Material provided:

>>

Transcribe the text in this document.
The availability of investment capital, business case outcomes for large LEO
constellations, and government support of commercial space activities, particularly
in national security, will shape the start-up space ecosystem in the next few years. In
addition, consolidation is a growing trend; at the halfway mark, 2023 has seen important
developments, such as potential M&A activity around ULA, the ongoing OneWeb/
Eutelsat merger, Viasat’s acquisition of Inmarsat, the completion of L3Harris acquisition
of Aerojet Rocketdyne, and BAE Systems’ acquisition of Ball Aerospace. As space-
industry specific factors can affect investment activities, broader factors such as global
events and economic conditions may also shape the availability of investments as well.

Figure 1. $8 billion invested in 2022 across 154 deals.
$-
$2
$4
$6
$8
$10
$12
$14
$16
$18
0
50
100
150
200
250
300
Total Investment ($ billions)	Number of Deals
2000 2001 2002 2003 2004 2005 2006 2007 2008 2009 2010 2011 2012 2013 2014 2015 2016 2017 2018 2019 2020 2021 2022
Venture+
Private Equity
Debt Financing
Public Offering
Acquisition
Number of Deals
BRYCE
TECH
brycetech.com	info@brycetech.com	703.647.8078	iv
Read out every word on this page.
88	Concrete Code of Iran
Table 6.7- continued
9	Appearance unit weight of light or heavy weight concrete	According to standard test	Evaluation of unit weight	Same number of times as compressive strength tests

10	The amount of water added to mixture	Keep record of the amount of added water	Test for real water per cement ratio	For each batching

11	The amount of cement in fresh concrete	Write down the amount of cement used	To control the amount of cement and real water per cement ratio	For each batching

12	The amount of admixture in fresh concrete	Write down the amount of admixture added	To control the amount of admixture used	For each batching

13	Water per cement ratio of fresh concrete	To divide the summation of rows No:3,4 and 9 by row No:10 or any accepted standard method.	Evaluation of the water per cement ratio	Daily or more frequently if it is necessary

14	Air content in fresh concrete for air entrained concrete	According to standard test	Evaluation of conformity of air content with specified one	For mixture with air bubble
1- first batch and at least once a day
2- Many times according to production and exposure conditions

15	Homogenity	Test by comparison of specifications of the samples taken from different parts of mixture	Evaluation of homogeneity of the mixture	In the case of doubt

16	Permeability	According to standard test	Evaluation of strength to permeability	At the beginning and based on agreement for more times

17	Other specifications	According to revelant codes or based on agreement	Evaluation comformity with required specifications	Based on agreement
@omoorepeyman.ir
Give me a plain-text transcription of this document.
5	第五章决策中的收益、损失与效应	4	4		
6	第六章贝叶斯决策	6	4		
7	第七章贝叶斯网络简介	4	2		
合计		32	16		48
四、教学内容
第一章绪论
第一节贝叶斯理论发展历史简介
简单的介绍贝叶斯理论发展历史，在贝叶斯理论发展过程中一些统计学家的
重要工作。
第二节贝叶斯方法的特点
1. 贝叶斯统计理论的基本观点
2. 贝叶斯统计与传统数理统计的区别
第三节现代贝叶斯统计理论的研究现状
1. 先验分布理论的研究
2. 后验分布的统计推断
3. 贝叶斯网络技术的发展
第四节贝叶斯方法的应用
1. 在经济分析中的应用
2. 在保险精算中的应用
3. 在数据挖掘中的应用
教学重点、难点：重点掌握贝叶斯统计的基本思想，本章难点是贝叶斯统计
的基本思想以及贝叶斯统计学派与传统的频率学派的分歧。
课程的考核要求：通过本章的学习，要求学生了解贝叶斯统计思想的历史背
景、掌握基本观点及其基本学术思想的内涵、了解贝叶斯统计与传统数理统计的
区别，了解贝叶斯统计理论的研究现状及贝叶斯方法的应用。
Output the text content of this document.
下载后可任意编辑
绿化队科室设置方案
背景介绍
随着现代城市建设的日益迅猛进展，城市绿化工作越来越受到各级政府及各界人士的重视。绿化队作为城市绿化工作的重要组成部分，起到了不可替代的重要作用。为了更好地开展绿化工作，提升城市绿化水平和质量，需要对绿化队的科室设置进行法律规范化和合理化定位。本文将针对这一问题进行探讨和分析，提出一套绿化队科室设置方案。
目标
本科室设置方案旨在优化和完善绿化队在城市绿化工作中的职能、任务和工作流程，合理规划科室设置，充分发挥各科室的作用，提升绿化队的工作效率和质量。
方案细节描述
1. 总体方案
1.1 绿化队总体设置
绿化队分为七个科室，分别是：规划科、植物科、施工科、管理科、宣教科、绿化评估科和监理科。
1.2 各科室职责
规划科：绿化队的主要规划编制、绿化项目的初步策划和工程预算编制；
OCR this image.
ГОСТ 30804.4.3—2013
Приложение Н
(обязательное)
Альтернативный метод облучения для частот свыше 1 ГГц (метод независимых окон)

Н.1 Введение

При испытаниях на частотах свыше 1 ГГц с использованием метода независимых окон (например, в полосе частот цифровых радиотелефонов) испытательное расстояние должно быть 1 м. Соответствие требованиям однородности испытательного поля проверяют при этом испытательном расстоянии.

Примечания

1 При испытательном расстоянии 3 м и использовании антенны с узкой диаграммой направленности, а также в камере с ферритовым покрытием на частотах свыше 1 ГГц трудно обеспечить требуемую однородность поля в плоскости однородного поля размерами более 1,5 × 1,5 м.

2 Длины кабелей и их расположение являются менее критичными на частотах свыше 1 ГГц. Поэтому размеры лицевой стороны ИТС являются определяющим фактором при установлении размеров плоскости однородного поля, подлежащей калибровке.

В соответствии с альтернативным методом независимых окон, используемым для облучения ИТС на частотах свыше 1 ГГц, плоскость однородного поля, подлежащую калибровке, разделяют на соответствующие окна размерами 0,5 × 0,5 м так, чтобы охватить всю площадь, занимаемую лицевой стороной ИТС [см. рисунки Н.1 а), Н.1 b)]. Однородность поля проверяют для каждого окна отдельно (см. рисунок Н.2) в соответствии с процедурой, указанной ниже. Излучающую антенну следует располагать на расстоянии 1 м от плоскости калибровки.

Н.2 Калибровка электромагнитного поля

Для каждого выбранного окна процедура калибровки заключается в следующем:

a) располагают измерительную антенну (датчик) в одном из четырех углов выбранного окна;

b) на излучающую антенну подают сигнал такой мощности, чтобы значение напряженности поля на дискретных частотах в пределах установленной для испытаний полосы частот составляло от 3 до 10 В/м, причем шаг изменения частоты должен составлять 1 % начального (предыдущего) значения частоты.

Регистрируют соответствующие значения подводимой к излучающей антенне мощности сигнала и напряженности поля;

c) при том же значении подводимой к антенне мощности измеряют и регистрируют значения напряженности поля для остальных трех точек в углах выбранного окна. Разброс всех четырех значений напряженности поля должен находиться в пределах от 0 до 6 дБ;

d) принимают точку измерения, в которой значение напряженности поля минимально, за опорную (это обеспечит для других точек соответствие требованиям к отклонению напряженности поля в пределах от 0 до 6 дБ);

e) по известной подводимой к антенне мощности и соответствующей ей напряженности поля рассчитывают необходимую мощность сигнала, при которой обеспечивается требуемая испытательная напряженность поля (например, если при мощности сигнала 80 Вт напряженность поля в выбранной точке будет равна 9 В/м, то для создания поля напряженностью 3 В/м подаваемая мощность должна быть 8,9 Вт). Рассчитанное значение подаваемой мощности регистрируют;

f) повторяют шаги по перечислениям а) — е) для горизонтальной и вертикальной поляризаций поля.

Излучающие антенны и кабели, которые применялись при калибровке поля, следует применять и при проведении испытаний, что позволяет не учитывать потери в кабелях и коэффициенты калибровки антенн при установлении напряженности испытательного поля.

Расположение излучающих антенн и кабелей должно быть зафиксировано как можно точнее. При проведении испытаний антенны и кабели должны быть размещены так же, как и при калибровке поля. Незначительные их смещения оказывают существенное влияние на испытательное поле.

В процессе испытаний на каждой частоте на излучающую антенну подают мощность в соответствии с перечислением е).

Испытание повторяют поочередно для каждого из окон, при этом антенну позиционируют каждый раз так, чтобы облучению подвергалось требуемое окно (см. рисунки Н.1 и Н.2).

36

<<

Given exercise: Pick out all lines containing the string "shape".

Completed task:
in national security, will shape the start-up space ecosystem in the next few years. In
events and economic conditions may also shape the availability of investments as well.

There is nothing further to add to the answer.